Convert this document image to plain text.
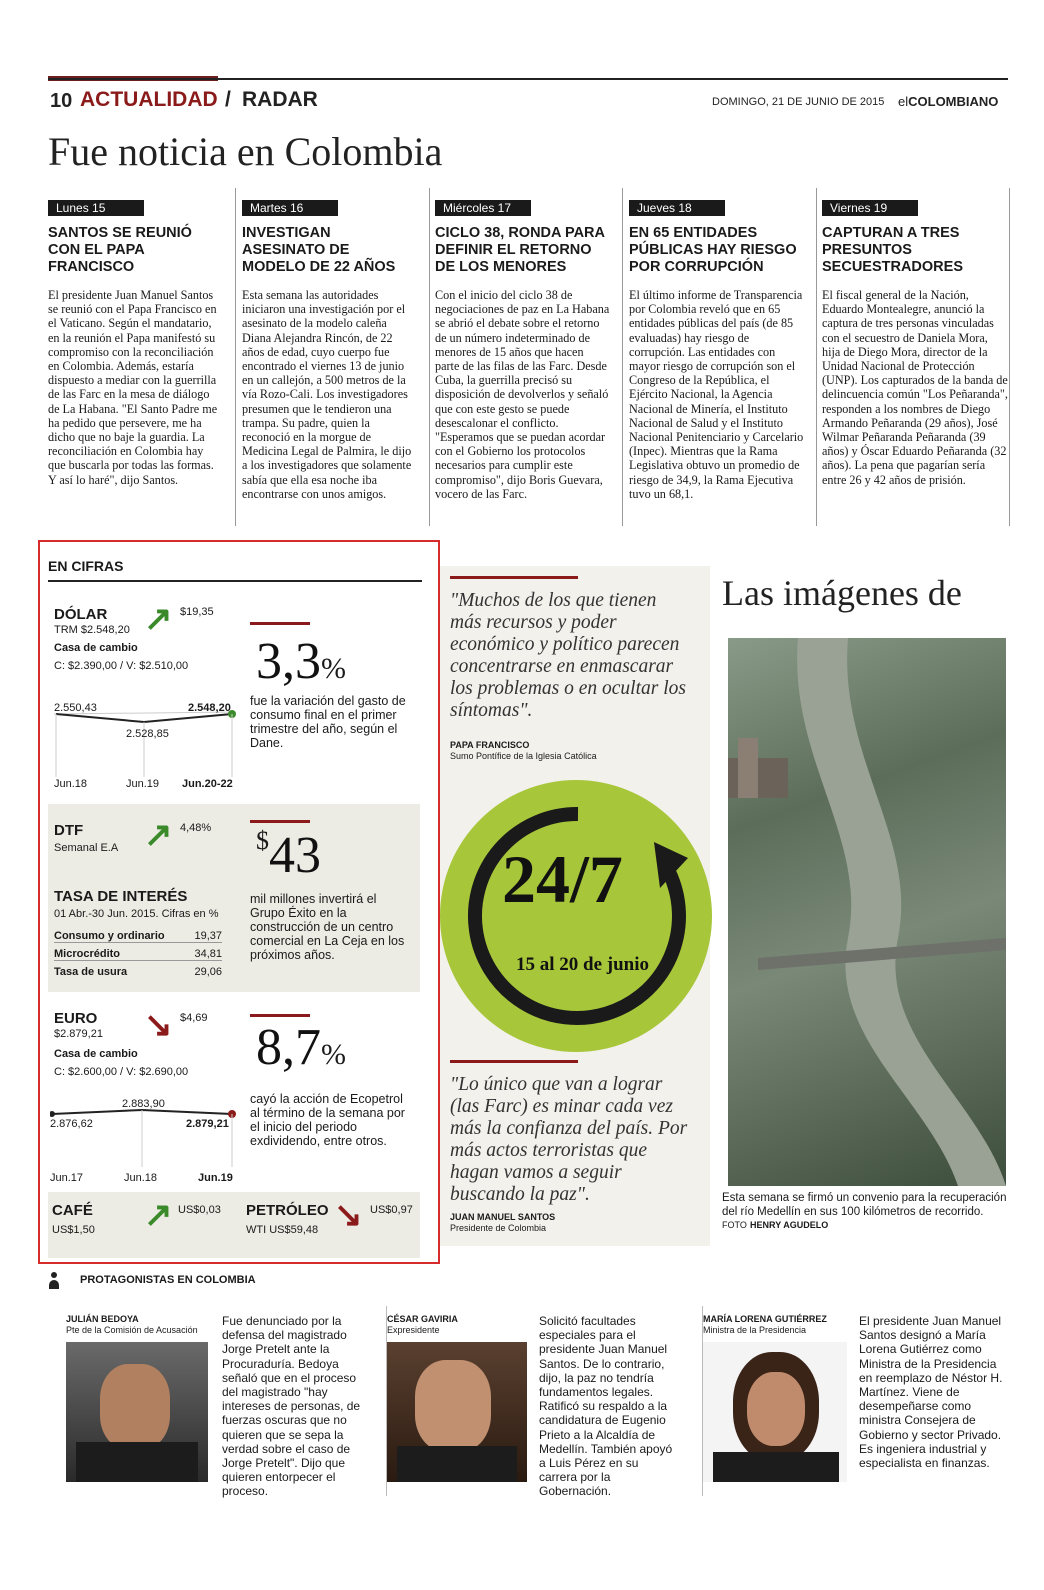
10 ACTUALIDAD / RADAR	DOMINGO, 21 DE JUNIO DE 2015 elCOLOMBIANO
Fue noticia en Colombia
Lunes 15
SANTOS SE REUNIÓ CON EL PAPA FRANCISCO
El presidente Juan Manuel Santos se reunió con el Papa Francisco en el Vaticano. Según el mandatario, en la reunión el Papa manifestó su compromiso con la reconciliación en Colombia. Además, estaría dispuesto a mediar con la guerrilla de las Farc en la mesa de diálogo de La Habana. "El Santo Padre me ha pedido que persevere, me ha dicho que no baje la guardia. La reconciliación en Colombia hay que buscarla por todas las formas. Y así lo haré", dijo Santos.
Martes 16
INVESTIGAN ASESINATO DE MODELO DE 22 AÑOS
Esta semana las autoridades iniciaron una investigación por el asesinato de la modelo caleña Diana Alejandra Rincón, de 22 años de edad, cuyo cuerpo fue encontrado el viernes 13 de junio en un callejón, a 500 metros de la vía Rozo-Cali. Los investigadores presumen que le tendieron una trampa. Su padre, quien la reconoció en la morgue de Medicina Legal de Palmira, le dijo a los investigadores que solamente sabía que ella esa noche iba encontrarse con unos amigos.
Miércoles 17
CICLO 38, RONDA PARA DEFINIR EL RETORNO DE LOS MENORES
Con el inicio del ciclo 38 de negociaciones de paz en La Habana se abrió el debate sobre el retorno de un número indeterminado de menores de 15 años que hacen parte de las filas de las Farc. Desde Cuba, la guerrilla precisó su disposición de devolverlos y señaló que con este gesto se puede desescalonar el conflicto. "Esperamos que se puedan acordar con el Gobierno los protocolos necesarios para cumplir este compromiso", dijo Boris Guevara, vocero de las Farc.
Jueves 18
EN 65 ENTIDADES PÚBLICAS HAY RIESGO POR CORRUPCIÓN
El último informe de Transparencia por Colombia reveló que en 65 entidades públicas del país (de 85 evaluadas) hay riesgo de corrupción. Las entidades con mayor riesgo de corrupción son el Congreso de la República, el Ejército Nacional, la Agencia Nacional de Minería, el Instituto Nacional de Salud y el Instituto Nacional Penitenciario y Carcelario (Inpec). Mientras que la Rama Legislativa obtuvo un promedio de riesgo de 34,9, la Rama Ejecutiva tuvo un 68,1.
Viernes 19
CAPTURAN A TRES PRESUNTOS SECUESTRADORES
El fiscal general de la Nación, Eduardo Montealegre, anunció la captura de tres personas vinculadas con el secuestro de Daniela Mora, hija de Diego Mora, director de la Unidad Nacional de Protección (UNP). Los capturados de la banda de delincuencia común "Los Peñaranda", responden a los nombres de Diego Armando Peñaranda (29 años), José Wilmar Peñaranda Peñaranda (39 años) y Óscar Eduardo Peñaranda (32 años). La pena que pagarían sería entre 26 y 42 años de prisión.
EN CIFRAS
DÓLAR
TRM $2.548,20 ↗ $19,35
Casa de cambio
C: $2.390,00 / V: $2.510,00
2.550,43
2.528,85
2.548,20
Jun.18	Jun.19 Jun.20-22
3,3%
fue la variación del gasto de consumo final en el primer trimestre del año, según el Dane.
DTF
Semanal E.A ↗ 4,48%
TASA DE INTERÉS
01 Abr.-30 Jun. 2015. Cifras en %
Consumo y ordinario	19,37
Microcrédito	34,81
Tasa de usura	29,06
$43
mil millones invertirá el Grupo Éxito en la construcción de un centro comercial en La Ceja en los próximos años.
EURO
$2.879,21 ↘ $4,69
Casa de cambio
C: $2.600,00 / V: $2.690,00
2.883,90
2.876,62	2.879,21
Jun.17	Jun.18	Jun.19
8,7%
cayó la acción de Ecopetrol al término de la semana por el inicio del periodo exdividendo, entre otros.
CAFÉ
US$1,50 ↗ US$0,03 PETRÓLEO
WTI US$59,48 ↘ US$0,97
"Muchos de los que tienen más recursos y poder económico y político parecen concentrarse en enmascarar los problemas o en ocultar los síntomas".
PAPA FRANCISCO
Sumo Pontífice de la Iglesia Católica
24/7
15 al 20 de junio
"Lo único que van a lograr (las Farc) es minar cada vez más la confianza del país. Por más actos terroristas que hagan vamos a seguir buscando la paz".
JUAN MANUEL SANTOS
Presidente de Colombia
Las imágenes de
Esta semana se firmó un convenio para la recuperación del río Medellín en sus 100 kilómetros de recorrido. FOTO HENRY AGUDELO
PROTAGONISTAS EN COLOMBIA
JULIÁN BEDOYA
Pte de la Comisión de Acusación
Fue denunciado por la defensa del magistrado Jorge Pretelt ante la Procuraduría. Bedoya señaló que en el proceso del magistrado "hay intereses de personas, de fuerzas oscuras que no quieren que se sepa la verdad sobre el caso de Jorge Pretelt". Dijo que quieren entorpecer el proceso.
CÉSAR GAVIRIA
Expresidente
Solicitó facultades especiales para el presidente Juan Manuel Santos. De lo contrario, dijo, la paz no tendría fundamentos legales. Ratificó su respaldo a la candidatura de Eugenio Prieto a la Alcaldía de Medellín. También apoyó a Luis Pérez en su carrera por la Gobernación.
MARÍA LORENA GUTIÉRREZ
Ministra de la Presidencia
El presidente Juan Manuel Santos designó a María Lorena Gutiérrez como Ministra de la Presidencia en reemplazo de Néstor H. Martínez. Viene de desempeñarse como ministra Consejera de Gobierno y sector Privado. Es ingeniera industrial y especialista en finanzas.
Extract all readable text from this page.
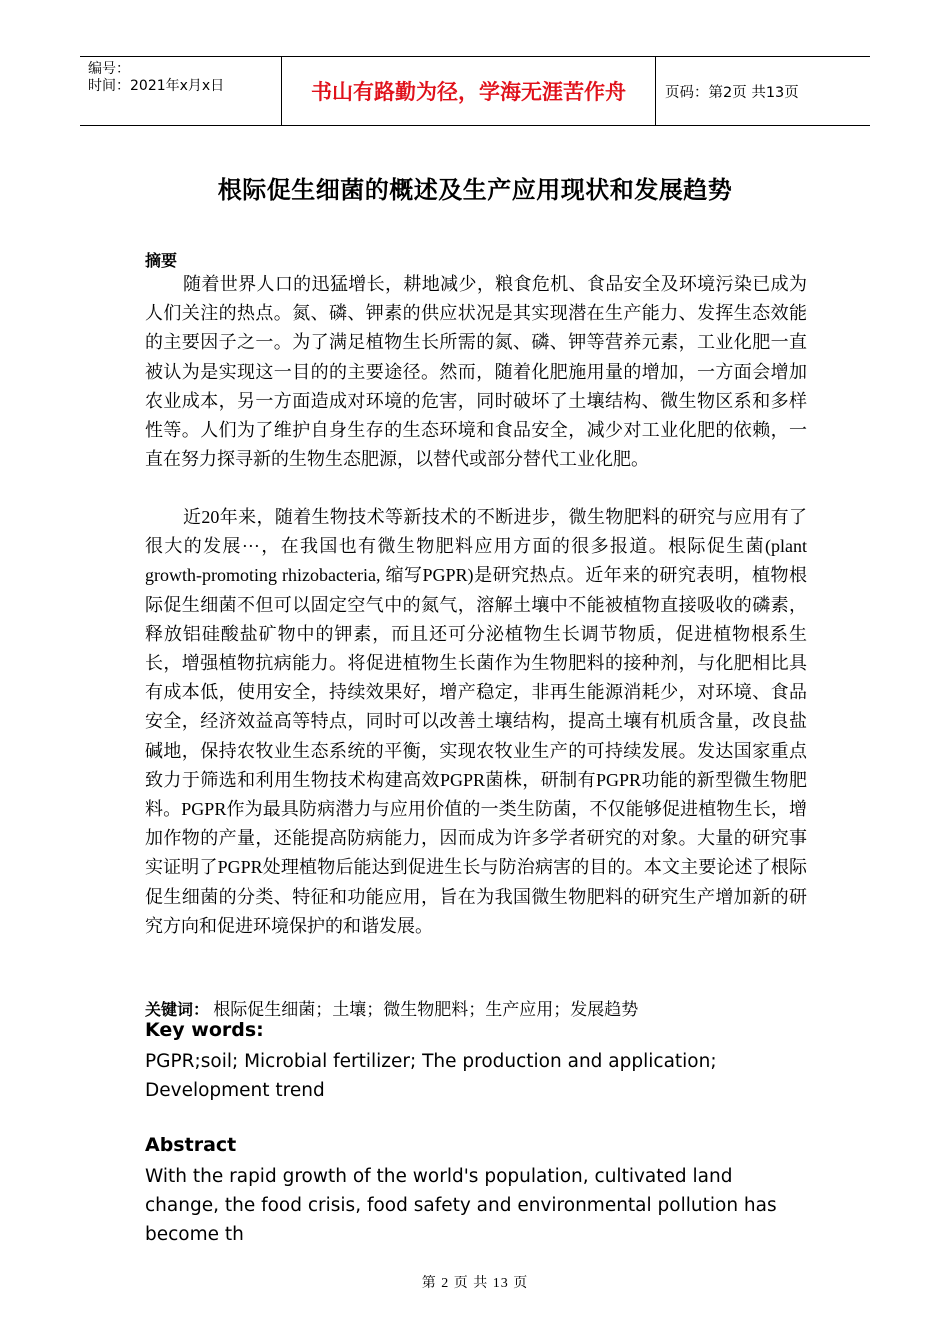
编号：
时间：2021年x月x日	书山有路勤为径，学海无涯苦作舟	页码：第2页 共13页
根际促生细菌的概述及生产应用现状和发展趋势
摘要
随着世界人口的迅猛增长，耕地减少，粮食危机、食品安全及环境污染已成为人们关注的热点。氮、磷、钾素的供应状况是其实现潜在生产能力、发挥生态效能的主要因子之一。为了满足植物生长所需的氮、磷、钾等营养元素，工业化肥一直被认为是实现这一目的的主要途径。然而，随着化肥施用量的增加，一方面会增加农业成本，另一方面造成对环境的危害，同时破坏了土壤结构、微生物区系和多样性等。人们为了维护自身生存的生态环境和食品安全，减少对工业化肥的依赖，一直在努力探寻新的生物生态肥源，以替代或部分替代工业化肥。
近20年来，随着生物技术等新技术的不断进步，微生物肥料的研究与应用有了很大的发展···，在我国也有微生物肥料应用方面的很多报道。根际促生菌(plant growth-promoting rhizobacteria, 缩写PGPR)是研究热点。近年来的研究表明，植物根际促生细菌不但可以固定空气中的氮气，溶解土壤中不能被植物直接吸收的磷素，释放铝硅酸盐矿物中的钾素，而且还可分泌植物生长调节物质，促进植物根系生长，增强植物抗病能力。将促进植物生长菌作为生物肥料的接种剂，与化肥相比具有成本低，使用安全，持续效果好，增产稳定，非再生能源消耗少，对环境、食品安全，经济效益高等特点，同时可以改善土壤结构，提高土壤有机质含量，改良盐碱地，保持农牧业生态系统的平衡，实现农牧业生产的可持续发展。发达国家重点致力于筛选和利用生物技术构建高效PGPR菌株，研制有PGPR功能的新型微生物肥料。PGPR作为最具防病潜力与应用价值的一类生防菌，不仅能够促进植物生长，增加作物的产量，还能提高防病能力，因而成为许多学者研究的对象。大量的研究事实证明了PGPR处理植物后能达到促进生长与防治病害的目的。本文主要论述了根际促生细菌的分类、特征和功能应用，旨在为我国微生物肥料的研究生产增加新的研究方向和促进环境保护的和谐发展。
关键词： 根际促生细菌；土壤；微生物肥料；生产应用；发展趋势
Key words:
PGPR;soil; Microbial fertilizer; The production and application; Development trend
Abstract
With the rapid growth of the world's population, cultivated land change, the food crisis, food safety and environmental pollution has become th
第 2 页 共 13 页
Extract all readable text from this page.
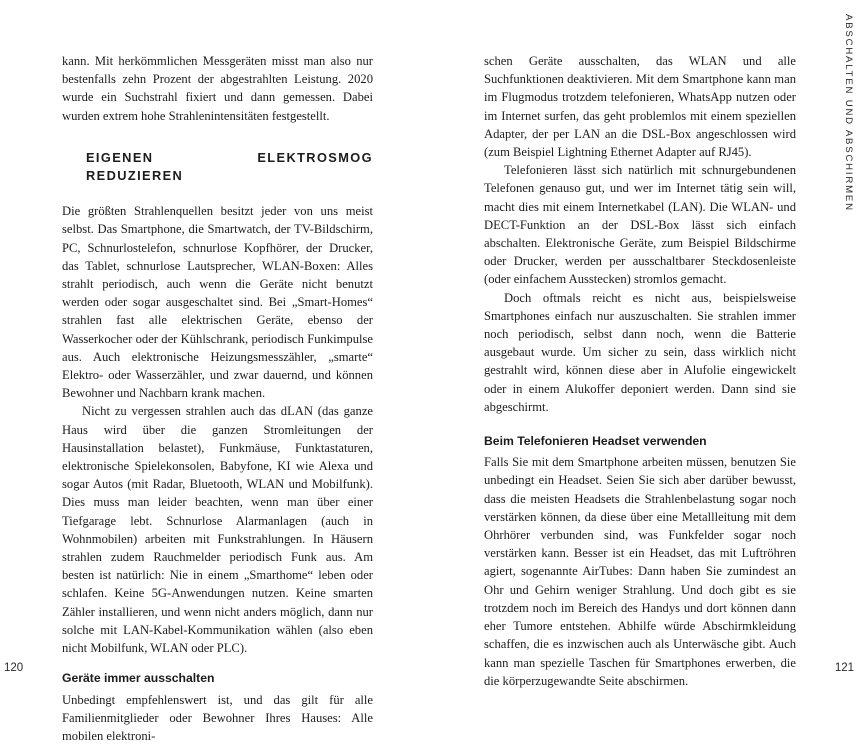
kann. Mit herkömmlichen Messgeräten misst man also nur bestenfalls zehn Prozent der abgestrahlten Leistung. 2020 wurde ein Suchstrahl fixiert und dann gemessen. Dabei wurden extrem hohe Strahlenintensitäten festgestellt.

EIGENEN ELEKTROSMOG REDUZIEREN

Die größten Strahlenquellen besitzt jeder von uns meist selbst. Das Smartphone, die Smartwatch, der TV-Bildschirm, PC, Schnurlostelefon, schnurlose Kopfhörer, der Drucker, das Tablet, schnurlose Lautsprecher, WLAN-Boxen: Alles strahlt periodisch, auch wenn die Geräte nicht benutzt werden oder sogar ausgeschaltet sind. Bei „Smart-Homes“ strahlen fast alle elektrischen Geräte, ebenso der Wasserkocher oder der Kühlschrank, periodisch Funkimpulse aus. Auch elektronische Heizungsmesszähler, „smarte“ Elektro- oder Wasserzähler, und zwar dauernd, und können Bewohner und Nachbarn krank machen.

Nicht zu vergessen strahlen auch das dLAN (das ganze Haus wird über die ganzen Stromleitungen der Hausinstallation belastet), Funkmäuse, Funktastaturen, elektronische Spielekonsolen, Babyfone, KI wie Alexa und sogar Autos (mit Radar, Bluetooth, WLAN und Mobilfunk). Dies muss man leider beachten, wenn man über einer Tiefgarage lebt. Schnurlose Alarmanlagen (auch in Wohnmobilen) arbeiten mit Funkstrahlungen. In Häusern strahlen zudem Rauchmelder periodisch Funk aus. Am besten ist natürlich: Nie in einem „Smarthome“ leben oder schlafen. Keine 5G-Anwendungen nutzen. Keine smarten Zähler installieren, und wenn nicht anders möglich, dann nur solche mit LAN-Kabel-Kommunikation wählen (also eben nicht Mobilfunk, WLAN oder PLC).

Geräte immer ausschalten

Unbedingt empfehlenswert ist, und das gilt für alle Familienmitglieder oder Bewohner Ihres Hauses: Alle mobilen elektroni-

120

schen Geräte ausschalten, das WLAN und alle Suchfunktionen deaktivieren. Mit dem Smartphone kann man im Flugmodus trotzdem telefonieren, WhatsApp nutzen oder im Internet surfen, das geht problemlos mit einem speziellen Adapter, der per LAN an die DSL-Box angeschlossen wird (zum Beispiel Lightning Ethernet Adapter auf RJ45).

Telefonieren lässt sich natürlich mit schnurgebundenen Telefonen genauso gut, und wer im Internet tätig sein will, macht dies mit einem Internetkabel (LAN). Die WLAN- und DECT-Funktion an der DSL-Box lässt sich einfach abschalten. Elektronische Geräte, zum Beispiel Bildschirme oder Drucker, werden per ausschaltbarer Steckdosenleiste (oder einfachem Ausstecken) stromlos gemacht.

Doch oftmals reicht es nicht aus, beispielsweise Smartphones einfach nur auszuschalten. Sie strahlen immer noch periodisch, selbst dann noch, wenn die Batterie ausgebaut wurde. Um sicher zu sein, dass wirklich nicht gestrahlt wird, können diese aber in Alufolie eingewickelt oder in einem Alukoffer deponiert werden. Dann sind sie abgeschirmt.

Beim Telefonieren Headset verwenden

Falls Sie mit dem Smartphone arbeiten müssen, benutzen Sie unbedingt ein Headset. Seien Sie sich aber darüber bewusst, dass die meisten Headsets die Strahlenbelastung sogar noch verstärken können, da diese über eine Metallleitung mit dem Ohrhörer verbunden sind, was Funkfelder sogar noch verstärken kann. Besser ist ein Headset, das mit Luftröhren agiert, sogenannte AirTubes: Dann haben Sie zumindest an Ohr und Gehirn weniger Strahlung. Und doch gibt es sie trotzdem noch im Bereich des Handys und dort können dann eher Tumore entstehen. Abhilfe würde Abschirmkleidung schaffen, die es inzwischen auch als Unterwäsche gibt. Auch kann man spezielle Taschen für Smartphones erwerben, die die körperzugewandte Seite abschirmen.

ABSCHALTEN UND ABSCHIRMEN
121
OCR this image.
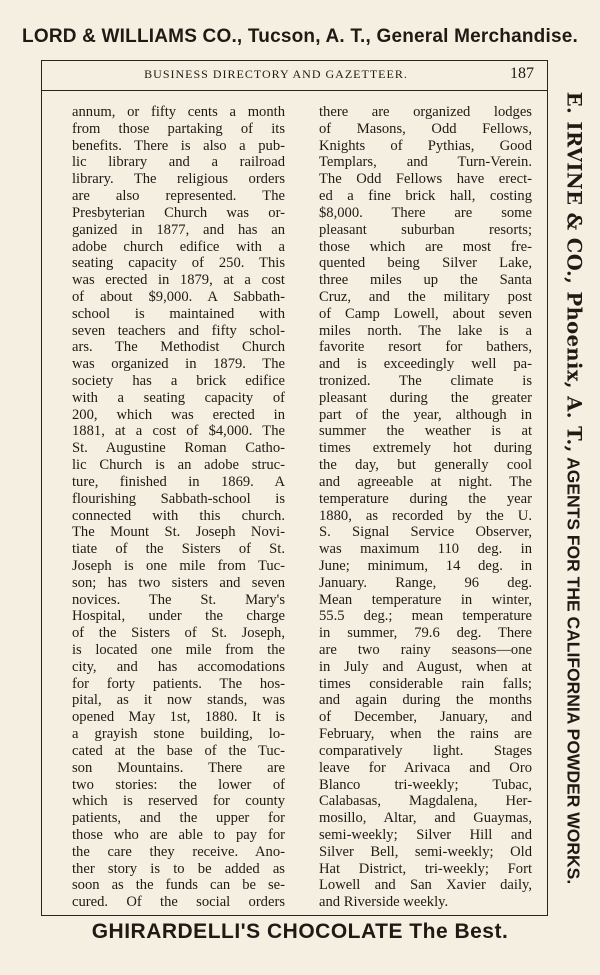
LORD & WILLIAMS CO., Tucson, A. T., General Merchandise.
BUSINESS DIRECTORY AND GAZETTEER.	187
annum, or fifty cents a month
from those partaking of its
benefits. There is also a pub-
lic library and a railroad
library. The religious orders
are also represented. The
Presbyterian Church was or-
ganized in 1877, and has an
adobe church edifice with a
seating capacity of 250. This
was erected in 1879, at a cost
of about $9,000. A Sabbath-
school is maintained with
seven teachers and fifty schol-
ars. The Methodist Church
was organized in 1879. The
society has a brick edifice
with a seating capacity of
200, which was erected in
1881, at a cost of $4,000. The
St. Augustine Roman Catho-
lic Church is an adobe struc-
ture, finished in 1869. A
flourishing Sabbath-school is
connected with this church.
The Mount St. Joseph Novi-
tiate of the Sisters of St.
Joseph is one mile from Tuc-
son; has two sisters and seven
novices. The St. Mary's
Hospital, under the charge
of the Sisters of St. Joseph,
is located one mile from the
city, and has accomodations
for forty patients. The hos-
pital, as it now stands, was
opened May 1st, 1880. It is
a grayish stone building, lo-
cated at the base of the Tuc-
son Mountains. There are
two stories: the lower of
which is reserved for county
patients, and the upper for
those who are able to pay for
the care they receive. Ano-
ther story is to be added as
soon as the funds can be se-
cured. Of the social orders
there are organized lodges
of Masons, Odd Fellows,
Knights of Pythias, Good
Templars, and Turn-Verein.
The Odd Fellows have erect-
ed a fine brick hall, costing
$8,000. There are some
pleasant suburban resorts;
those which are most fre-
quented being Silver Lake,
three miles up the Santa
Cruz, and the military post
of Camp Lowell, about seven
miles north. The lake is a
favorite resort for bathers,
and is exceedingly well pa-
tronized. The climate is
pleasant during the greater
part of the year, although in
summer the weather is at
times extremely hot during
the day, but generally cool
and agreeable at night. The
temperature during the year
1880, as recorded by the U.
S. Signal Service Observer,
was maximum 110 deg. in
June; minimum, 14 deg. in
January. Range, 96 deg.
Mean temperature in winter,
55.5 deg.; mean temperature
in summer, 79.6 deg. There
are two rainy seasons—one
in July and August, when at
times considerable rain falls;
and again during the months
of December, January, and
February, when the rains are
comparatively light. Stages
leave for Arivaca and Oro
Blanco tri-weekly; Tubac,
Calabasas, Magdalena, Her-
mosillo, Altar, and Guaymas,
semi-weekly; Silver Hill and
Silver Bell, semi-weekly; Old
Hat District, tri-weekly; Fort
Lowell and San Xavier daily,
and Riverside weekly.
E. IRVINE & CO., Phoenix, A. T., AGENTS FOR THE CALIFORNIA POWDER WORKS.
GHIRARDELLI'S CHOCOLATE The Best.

> **TASK DESCRIPTION**:
Looking through the data above, copy out each line in which the string "erected" occurs.

> **RESPONSE BOX**:
was erected in 1879, at a cost
200, which was erected in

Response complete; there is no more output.